Selected text ▸

The capacitated variant introduces a capacity constraint on each facility, i.e., clients have a certain level of demand to be served, while each facility only has finite capacity which cannot be exceeded.

Specifically,

- The demand of client $i$ is denoted by $a_{i} \geq 0$
- The capacity of facility $j$ is denoted by $q_{j} \geq 0$

The capacity constraints then write

\[\begin{aligned} \sum_{i} a_{i} x_{i, j} &\leq q_{j} y_{j} && \forall j \in N \end{aligned}\]

Note that, if $y_{j}$ is set to $0$, the capacity constraint above automatically forces $x_{i, j}$ to $0$.

(Records from a collection)
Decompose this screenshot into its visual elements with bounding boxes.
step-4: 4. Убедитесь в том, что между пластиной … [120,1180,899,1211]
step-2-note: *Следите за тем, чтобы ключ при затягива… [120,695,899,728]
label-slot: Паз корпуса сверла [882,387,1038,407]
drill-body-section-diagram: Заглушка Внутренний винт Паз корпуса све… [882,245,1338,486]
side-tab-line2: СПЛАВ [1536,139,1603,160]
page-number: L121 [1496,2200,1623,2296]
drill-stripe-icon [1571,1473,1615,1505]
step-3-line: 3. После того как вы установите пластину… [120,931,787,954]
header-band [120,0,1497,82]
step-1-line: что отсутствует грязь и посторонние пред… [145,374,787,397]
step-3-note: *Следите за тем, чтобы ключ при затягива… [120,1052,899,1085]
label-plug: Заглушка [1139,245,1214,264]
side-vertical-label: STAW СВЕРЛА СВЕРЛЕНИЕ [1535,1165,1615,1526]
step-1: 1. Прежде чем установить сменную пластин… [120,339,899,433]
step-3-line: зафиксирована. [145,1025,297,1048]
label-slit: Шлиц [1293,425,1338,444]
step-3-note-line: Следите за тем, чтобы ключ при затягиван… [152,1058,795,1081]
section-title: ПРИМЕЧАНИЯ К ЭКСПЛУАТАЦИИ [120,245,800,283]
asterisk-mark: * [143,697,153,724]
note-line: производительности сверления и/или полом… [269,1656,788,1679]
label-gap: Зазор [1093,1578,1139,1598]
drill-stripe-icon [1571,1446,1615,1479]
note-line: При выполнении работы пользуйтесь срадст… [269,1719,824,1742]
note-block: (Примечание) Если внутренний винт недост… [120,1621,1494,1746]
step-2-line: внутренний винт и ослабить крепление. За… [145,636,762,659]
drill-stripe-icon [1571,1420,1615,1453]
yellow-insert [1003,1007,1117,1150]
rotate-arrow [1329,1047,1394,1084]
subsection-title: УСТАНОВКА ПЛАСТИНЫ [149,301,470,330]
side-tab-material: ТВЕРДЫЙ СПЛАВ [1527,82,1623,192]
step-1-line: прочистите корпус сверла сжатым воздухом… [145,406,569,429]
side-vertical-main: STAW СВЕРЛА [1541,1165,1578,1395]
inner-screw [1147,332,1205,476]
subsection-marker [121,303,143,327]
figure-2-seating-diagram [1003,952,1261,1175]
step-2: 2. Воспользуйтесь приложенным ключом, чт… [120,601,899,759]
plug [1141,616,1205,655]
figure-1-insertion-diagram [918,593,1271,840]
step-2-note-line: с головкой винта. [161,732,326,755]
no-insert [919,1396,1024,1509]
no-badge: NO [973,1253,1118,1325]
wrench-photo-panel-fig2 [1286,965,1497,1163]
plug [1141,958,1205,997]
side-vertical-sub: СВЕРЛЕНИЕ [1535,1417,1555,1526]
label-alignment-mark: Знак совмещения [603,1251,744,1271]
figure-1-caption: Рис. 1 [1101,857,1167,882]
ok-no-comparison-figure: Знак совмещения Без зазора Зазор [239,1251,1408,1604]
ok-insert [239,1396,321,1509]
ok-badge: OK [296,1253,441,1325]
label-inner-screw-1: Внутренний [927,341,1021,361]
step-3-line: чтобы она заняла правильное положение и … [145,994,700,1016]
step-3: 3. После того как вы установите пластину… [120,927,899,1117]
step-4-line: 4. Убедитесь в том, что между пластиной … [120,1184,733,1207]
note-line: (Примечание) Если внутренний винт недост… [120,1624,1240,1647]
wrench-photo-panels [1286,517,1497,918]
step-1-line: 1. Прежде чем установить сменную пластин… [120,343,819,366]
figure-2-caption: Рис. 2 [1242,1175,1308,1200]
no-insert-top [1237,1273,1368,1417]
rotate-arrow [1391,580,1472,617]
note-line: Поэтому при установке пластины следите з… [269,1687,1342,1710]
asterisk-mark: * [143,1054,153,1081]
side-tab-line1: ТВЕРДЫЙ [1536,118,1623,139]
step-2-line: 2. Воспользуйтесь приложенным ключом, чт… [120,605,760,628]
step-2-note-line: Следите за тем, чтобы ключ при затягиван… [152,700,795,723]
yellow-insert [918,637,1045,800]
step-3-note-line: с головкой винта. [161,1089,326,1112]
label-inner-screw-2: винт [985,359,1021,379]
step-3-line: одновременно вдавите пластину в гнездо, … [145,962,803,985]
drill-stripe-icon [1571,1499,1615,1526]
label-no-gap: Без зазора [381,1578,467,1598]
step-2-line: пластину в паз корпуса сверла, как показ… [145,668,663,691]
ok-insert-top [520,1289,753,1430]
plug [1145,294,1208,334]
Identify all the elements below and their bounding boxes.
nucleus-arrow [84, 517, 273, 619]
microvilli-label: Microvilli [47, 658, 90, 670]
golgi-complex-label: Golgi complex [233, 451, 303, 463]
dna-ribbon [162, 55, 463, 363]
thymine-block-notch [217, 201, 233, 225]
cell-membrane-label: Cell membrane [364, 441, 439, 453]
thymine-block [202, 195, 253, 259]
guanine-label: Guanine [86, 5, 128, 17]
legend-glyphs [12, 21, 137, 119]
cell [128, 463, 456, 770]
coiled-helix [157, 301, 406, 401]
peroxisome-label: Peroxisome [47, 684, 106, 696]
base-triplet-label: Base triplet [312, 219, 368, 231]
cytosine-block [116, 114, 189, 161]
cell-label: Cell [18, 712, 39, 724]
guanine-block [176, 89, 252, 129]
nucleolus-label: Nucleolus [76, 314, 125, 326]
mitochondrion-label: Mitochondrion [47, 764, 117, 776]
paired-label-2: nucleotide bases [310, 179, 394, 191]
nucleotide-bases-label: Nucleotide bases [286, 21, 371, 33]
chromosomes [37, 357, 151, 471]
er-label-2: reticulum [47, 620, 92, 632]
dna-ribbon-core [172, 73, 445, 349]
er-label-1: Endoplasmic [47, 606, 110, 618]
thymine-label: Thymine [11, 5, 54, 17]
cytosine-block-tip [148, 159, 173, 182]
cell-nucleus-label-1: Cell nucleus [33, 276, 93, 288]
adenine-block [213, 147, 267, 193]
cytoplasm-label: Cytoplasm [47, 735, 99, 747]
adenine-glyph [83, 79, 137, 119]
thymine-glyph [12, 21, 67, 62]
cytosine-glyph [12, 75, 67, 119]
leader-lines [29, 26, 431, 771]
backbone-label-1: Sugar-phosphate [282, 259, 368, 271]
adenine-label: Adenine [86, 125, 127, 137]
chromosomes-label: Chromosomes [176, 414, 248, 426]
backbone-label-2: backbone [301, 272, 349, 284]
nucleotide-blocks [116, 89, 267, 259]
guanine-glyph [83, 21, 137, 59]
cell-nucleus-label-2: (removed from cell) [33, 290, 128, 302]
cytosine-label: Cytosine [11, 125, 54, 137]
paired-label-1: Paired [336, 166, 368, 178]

Parts of the exercise ▸
[A] Answer these questions about the text on the capacitated variant, one per line:
(i) Which symbol denotes the demand of client $i$?
(ii) Which symbol denotes the capacity of facility $j$?
(iii) If $y_{j}$ is set to $0$, what value does the capacity constraint force $x_{i, j}$ to take?
[B] For each statement, decide whether it agrees with the text on the capacitated variant. Answer yes or no and quote the deciding words.
(i) Each facility has unlimited capacity.
(ii) The demand of a client is nonnegative.
(iii) Setting $y_{j}$ to $0$ leaves $x_{i, j}$ unrestricted.
[C] Reproduce word for word the part of the text on the capacitated variant that opens with the words containing "The capacitated variant" and closes with "cannot be exceeded.".

Worked answers ▸
[A]
(i) $a_{i}$
(ii) $q_{j}$
(iii) $0$

[B]
(i) No: "each facility only has finite capacity which cannot be exceeded"
(ii) Yes: "The demand of client $i$ is denoted by $a_{i} \geq 0$"
(iii) No: "if $y_{j}$ is set to $0$, the capacity constraint above automatically forces $x_{i, j}$ to $0$"

[C]
The capacitated variant introduces a capacity constraint on each facility, i.e., clients have a certain level of demand to be served, while each facility only has finite capacity which cannot be exceeded.